> **Challenge**: Find each line containing the word "images" and report how many there are. Add nothing else.

> **Provided information**:

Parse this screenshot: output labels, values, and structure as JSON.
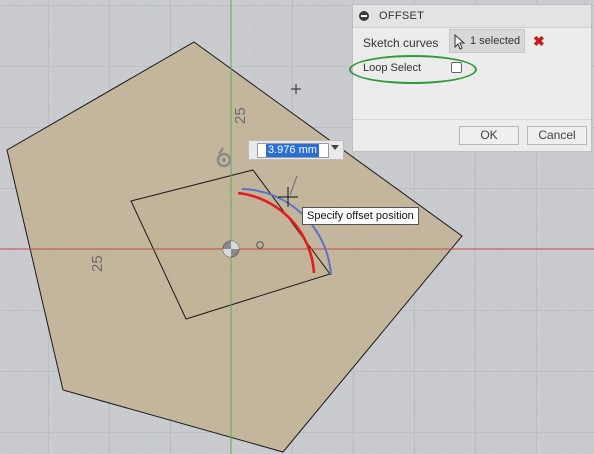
{
  "viewport": {
    "background": "#c9cbce",
    "grid_color": "#b7b9bc",
    "sketch_fill": "#c2b193",
    "x_axis_color": "#c24a4a",
    "y_axis_color": "#56b156",
    "dimensions": {
      "top": "25",
      "left": "25"
    },
    "offset_input": {
      "value": "3.976 mm"
    },
    "tooltip": "Specify offset position",
    "icons": [
      "compass-icon",
      "origin-icon",
      "crosshair-cursor-icon",
      "plus-cursor-icon"
    ]
  },
  "dialog": {
    "title": "OFFSET",
    "sketch_curves_label": "Sketch curves",
    "selection_label": "1 selected",
    "loop_select_label": "Loop Select",
    "loop_select_checked": false,
    "ok_label": "OK",
    "cancel_label": "Cancel",
    "highlight_color": "#2e9b3c",
    "clear_color": "#c41a1a"
  }
}
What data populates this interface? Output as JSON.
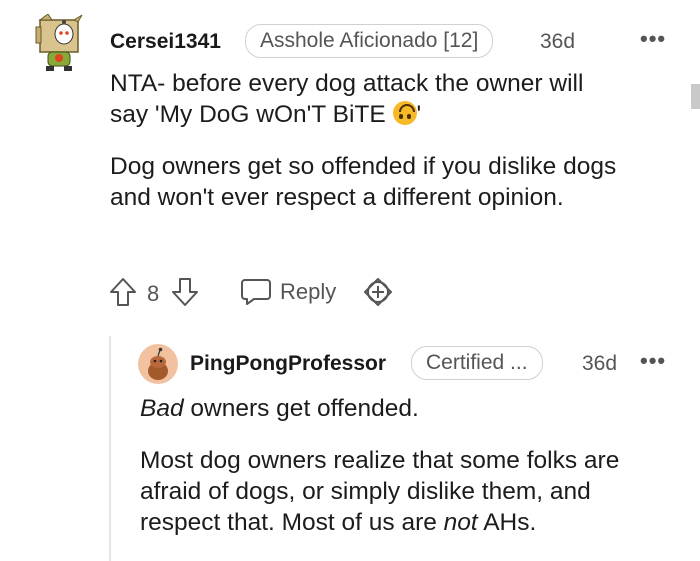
{
  "comment": {
    "username": "Cersei1341",
    "flair": "Asshole Aficionado [12]",
    "age": "36d",
    "more": "•••",
    "body": {
      "line1": "NTA- before every dog attack the owner will",
      "line2_prefix": "say 'My DoG wOn'T BiTE ",
      "line2_suffix": "'",
      "para2": "Dog owners get so offended if you dislike dogs and won't ever respect a different opinion."
    },
    "vote_count": "8",
    "reply_label": "Reply"
  },
  "reply": {
    "username": "PingPongProfessor",
    "flair": "Certified ...",
    "age": "36d",
    "more": "•••",
    "para1_em": "Bad",
    "para1_rest": " owners get offended.",
    "para2_before": "Most dog owners realize that some folks are afraid of dogs, or simply dislike them, and respect that. Most of us are ",
    "para2_em": "not",
    "para2_after": " AHs."
  },
  "colors": {
    "text": "#1c1c1c",
    "meta": "#555555",
    "flair_border": "#d0d0d0",
    "thread_line": "#e5e5e5"
  },
  "icons": {
    "upvote": "arrow-up-outline-icon",
    "downvote": "arrow-down-outline-icon",
    "reply": "speech-bubble-icon",
    "award": "plus-circle-award-icon",
    "more": "three-dots-icon"
  }
}
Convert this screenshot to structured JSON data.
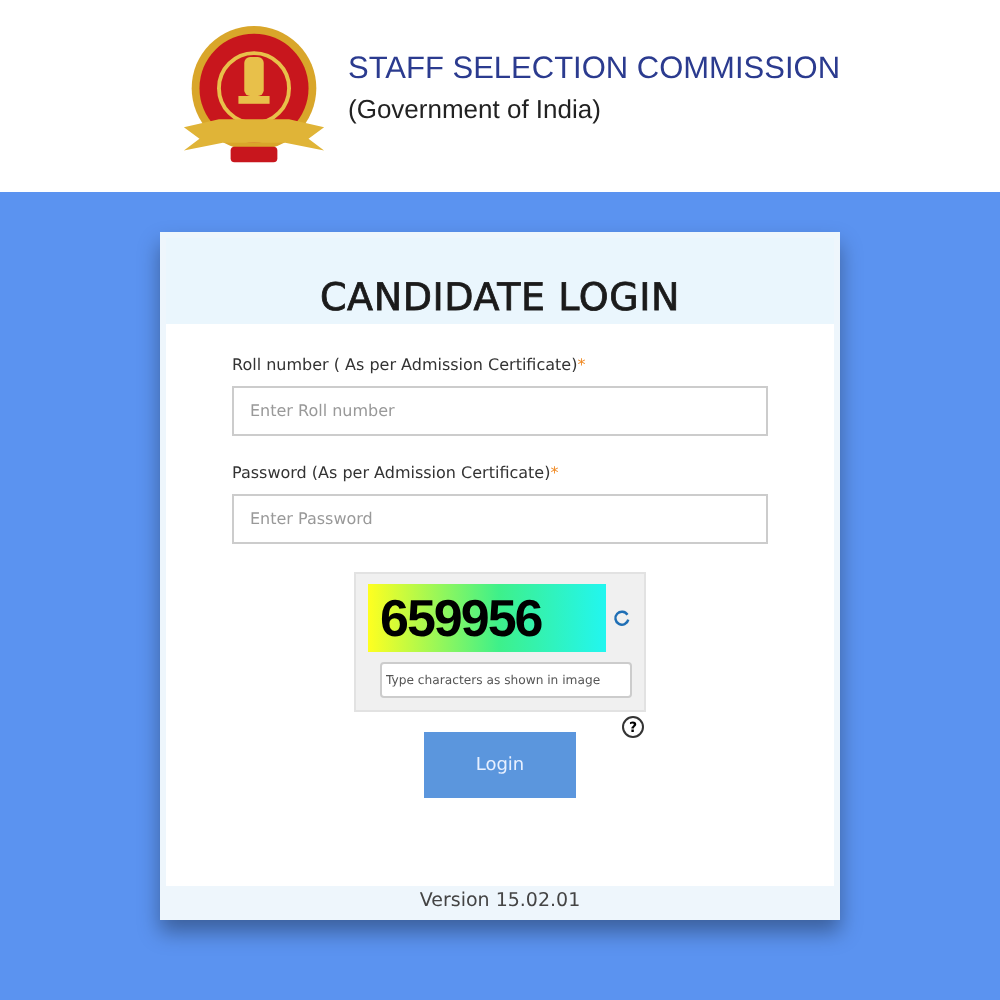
{
  "header": {
    "title": "STAFF SELECTION COMMISSION",
    "subtitle": "(Government of India)"
  },
  "login": {
    "title": "CANDIDATE LOGIN",
    "fields": [
      {
        "label": "Roll number ( As per Admission Certificate)",
        "required_mark": "*",
        "placeholder": "Enter Roll number"
      },
      {
        "label": "Password (As per Admission Certificate)",
        "required_mark": "*",
        "placeholder": "Enter Password"
      }
    ],
    "captcha": {
      "code": "659956",
      "placeholder": "Type characters as shown in image",
      "help": "?"
    },
    "button": "Login",
    "version": "Version 15.02.01"
  }
}
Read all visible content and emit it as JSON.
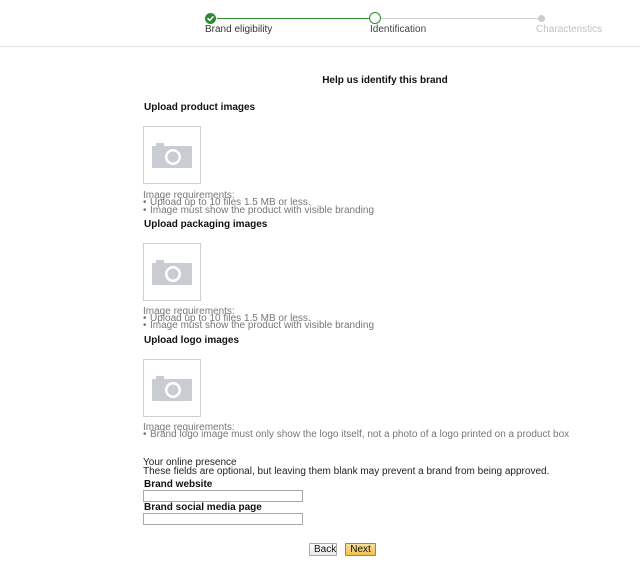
{
  "stepper": {
    "steps": [
      {
        "label": "Brand eligibility",
        "state": "complete"
      },
      {
        "label": "Identification",
        "state": "current"
      },
      {
        "label": "Characteristics",
        "state": "upcoming"
      }
    ],
    "colors": {
      "complete": "#2e8b2e",
      "current": "#2e8b2e",
      "upcoming": "#c8c8c8"
    }
  },
  "main": {
    "title": "Help us identify this brand"
  },
  "sections": [
    {
      "heading": "Upload product images",
      "icon": "camera-icon",
      "requirements_title": "Image requirements:",
      "requirements": [
        "Upload up to 10 files 1.5 MB or less.",
        "Image must show the product with visible branding"
      ]
    },
    {
      "heading": "Upload packaging images",
      "icon": "camera-icon",
      "requirements_title": "Image requirements:",
      "requirements": [
        "Upload up to 10 files 1.5 MB or less.",
        "Image must show the product with visible branding"
      ]
    },
    {
      "heading": "Upload logo images",
      "icon": "camera-icon",
      "requirements_title": "Image requirements:",
      "requirements": [
        "Brand logo image must only show the logo itself, not a photo of a logo printed on a product box"
      ]
    }
  ],
  "online": {
    "title": "Your online presence",
    "note": "These fields are optional, but leaving them blank may prevent a brand from being approved.",
    "website_label": "Brand website",
    "website_value": "",
    "social_label": "Brand social media page",
    "social_value": ""
  },
  "buttons": {
    "back": "Back",
    "next": "Next"
  }
}
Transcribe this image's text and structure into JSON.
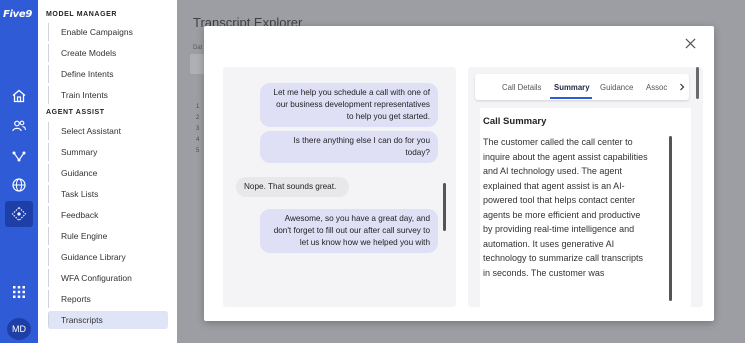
{
  "brand": {
    "logo_text": "Five9"
  },
  "rail": {
    "icons": [
      "home-icon",
      "users-icon",
      "routing-icon",
      "globe-icon",
      "agent-assist-icon",
      "apps-grid-icon"
    ],
    "avatar_initials": "MD"
  },
  "nav": {
    "section_model_manager": "MODEL MANAGER",
    "model_items": [
      "Enable Campaigns",
      "Create Models",
      "Define Intents",
      "Train Intents"
    ],
    "section_agent_assist": "AGENT ASSIST",
    "agent_items": [
      "Select Assistant",
      "Summary",
      "Guidance",
      "Task Lists",
      "Feedback",
      "Rule Engine",
      "Guidance Library",
      "WFA Configuration",
      "Reports",
      "Transcripts"
    ],
    "selected": "Transcripts"
  },
  "background": {
    "title": "Transcript Explorer",
    "small_label": "Dat",
    "row_numbers": [
      "1",
      "2",
      "3",
      "4",
      "5"
    ]
  },
  "transcript": {
    "messages": [
      {
        "speaker": "agent",
        "text": "Let me help you schedule a call with one of our business development representatives to help you get started."
      },
      {
        "speaker": "agent",
        "text": "Is there anything else I can do for you today?"
      },
      {
        "speaker": "customer",
        "text": "Nope. That sounds great."
      },
      {
        "speaker": "agent",
        "text": "Awesome, so you have a great day, and don't forget to fill out our after call survey to let us know how we helped you with"
      }
    ]
  },
  "details": {
    "tabs": [
      "Call Details",
      "Summary",
      "Guidance",
      "Assoc"
    ],
    "active_tab": "Summary",
    "summary_title": "Call Summary",
    "summary_text": "The customer called the call center to inquire about the agent assist capabilities and AI technology used. The agent explained that agent assist is an AI-powered tool that helps contact center agents be more efficient and productive by providing real-time intelligence and automation. It uses generative AI technology to summarize call transcripts in seconds. The customer was"
  },
  "colors": {
    "rail": "#2f5bd6",
    "accent": "#2f5bd6",
    "agent_bubble": "#dfe0f6",
    "customer_bubble": "#e8e8eb",
    "overlay": "#9c9ea3"
  }
}
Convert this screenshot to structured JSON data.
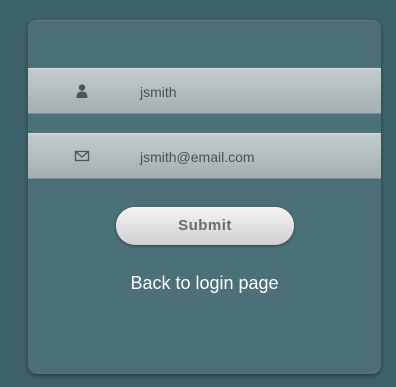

> **Solution below**: 3